WHAT THE EXERCISE ASKS
Copy out each line of the material below that holds the string "order".

RECORDS SUPPLIED
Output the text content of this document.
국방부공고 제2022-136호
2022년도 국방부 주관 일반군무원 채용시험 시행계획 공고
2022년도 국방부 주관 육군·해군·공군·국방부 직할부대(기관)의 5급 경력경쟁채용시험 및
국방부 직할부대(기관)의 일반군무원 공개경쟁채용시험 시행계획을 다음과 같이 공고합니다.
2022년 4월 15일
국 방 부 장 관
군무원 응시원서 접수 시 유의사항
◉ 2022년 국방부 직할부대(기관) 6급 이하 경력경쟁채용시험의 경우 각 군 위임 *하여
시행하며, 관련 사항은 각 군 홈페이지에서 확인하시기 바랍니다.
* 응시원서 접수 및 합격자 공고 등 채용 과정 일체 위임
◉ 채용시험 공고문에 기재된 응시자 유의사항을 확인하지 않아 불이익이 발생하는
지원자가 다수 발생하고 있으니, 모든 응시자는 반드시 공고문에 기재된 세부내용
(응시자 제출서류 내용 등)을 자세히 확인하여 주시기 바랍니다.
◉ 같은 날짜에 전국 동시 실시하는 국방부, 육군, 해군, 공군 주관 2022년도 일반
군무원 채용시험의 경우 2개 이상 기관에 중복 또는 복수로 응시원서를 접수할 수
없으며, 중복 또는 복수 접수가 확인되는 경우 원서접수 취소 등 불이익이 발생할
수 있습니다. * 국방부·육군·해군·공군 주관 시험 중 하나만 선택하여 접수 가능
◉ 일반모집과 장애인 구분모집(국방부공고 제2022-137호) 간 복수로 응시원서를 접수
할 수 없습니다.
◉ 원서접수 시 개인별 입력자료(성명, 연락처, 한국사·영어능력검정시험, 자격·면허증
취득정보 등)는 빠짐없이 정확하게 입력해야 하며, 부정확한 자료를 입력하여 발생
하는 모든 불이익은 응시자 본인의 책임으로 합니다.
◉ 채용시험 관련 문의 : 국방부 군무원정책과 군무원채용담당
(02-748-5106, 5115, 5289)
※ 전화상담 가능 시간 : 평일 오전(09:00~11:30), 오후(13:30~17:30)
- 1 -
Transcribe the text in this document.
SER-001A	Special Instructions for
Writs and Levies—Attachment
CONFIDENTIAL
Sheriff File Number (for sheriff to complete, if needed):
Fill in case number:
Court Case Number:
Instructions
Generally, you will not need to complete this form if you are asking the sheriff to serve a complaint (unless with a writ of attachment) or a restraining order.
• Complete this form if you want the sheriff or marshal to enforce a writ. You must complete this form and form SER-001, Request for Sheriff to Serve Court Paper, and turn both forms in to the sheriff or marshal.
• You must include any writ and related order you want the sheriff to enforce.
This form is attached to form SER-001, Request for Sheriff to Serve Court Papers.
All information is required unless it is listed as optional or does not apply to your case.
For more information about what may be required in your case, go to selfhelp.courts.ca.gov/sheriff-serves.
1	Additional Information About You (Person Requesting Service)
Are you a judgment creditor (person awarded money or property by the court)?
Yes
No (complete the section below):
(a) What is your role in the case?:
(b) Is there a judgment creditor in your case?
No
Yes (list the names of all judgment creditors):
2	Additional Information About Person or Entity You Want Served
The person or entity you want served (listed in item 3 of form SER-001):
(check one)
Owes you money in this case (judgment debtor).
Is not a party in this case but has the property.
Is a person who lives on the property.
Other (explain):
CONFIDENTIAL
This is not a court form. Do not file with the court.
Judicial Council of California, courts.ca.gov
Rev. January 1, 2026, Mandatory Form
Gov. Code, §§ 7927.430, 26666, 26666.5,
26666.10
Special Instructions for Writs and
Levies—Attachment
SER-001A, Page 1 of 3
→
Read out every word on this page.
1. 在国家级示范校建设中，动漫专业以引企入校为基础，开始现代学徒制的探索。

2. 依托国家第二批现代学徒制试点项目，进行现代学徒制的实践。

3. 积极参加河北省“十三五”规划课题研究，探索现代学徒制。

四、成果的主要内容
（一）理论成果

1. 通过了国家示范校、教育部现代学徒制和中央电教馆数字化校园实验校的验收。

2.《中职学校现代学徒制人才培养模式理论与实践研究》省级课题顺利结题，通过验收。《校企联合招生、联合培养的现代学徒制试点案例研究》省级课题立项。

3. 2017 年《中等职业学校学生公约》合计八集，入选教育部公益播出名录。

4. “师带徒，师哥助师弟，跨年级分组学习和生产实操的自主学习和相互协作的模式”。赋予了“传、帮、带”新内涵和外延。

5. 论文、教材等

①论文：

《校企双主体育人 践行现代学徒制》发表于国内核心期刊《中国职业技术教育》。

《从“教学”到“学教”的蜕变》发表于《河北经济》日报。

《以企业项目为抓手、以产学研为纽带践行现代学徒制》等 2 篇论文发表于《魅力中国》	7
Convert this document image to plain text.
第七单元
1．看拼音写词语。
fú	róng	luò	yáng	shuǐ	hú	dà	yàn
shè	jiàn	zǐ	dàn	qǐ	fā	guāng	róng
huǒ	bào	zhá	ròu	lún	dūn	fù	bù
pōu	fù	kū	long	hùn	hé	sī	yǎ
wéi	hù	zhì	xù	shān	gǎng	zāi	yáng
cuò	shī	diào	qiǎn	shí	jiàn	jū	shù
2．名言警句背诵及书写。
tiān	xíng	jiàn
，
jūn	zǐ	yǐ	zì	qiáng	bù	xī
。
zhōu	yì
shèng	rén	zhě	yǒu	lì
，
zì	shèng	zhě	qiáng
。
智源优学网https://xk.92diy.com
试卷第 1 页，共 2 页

COMPLETED TASK
Generally, you will not need to complete this form if you are asking the sheriff to serve a complaint (unless with a writ of attachment) or a restraining order.
• You must include any writ and related order you want the sheriff to enforce.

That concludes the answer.